REQUIREMENT –
Read the listing below and copy out every line that holds "true".

ITEMS –
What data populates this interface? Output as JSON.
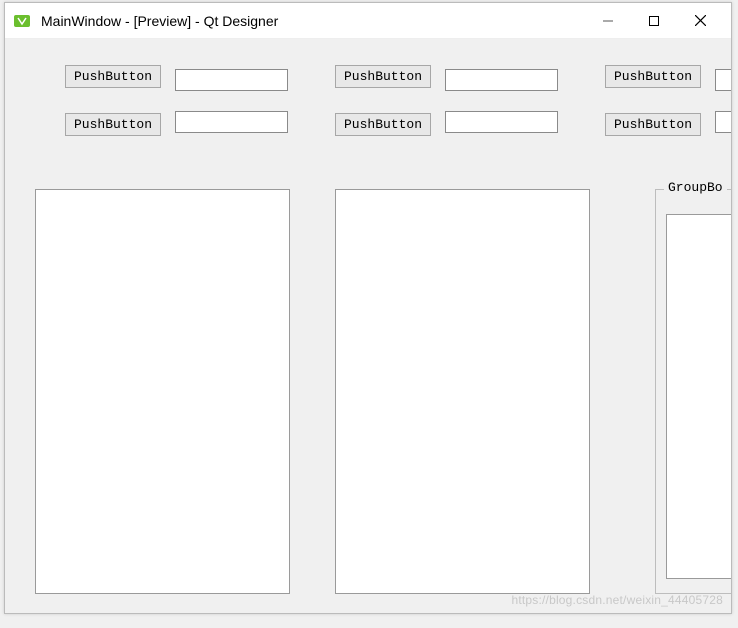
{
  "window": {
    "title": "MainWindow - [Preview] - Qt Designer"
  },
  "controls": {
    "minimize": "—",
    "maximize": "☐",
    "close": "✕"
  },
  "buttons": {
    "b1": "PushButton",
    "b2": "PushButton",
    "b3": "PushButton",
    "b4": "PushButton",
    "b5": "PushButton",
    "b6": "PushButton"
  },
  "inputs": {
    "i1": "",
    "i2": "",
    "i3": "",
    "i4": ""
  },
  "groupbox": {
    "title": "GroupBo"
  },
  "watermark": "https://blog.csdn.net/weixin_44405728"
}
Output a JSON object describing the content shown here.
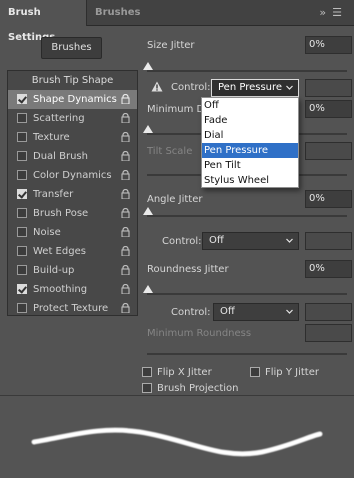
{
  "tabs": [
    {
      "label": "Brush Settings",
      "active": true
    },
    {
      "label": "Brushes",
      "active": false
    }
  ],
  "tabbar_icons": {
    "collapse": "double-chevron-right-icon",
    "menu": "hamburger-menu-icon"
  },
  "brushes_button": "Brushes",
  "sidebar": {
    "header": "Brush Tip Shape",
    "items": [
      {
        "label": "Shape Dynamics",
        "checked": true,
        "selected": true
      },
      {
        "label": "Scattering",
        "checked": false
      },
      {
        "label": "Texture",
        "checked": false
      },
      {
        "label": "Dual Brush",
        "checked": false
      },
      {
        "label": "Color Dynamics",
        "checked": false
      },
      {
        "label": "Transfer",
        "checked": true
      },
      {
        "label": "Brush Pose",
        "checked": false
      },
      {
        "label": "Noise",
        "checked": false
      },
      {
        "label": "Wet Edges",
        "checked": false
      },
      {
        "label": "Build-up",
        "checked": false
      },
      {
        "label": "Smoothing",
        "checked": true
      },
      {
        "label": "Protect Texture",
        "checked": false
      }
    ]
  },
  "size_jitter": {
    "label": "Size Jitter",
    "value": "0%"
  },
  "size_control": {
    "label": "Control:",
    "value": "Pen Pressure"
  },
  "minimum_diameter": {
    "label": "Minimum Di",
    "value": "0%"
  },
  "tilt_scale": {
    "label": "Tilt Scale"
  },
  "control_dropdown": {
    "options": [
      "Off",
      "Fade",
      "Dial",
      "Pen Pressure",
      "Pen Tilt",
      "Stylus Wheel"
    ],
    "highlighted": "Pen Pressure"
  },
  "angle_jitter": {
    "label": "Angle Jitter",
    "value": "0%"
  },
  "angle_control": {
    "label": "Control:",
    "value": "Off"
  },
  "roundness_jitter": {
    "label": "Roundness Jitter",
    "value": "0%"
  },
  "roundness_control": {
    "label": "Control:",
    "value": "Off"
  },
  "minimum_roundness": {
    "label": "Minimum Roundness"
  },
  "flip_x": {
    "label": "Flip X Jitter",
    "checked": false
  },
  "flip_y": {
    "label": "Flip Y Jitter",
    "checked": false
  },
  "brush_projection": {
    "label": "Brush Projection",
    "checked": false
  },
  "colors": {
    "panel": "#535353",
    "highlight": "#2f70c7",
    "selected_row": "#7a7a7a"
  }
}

ANSWER BELOW –
      "active": true
        "checked": true,
        "selected": true
        "checked": true
        "checked": true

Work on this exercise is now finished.